EXERCISE BRIEF
Reproduce the material in full, unchanged.

--------

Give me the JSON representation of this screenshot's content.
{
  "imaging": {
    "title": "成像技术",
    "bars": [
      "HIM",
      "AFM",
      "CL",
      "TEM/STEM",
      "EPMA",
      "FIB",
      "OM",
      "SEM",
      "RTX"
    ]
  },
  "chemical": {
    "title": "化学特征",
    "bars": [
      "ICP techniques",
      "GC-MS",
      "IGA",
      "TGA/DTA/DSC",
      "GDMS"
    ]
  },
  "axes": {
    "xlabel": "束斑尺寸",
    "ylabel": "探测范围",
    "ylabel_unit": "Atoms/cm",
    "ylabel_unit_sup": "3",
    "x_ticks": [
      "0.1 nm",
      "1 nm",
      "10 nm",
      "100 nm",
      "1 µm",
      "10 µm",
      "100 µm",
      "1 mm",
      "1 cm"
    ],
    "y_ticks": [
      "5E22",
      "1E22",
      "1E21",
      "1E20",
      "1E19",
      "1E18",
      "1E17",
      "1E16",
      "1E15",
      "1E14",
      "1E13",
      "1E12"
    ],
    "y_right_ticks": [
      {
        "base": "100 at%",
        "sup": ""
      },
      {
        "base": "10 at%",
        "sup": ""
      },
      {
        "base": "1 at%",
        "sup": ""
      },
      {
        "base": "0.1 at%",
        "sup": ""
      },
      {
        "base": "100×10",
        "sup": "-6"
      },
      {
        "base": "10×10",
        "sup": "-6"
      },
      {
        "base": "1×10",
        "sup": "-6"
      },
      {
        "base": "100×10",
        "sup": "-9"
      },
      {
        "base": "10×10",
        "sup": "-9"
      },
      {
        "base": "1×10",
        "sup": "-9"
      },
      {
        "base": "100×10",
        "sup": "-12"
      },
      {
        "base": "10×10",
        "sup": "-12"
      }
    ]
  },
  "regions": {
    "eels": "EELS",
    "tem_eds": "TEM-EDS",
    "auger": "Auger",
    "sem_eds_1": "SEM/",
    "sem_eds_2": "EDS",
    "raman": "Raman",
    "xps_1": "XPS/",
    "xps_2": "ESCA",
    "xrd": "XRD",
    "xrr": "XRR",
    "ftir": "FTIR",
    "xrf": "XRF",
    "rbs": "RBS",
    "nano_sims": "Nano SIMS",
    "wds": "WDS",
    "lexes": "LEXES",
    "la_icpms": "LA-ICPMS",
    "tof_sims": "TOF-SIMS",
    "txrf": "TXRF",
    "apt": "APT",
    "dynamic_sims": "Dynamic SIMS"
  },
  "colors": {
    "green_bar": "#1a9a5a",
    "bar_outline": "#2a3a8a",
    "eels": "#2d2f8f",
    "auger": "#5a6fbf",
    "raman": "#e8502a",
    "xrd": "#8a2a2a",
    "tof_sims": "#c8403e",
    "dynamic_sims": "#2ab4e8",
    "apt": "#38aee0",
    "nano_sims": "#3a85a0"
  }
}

--------

REPLY TO THE TASK
Give me the JSON representation of this screenshot's content.
{
  "imaging": {
    "title": "成像技术",
    "bars": [
      "HIM",
      "AFM",
      "CL",
      "TEM/STEM",
      "EPMA",
      "FIB",
      "OM",
      "SEM",
      "RTX"
    ]
  },
  "chemical": {
    "title": "化学特征",
    "bars": [
      "ICP techniques",
      "GC-MS",
      "IGA",
      "TGA/DTA/DSC",
      "GDMS"
    ]
  },
  "axes": {
    "xlabel": "束斑尺寸",
    "ylabel": "探测范围",
    "ylabel_unit": "Atoms/cm",
    "ylabel_unit_sup": "3",
    "x_ticks": [
      "0.1 nm",
      "1 nm",
      "10 nm",
      "100 nm",
      "1 µm",
      "10 µm",
      "100 µm",
      "1 mm",
      "1 cm"
    ],
    "y_ticks": [
      "5E22",
      "1E22",
      "1E21",
      "1E20",
      "1E19",
      "1E18",
      "1E17",
      "1E16",
      "1E15",
      "1E14",
      "1E13",
      "1E12"
    ],
    "y_right_ticks": [
      {
        "base": "100 at%",
        "sup": ""
      },
      {
        "base": "10 at%",
        "sup": ""
      },
      {
        "base": "1 at%",
        "sup": ""
      },
      {
        "base": "0.1 at%",
        "sup": ""
      },
      {
        "base": "100×10",
        "sup": "-6"
      },
      {
        "base": "10×10",
        "sup": "-6"
      },
      {
        "base": "1×10",
        "sup": "-6"
      },
      {
        "base": "100×10",
        "sup": "-9"
      },
      {
        "base": "10×10",
        "sup": "-9"
      },
      {
        "base": "1×10",
        "sup": "-9"
      },
      {
        "base": "100×10",
        "sup": "-12"
      },
      {
        "base": "10×10",
        "sup": "-12"
      }
    ]
  },
  "regions": {
    "eels": "EELS",
    "tem_eds": "TEM-EDS",
    "auger": "Auger",
    "sem_eds_1": "SEM/",
    "sem_eds_2": "EDS",
    "raman": "Raman",
    "xps_1": "XPS/",
    "xps_2": "ESCA",
    "xrd": "XRD",
    "xrr": "XRR",
    "ftir": "FTIR",
    "xrf": "XRF",
    "rbs": "RBS",
    "nano_sims": "Nano SIMS",
    "wds": "WDS",
    "lexes": "LEXES",
    "la_icpms": "LA-ICPMS",
    "tof_sims": "TOF-SIMS",
    "txrf": "TXRF",
    "apt": "APT",
    "dynamic_sims": "Dynamic SIMS"
  },
  "colors": {
    "green_bar": "#1a9a5a",
    "bar_outline": "#2a3a8a",
    "eels": "#2d2f8f",
    "auger": "#5a6fbf",
    "raman": "#e8502a",
    "xrd": "#8a2a2a",
    "tof_sims": "#c8403e",
    "dynamic_sims": "#2ab4e8",
    "apt": "#38aee0",
    "nano_sims": "#3a85a0"
  }
}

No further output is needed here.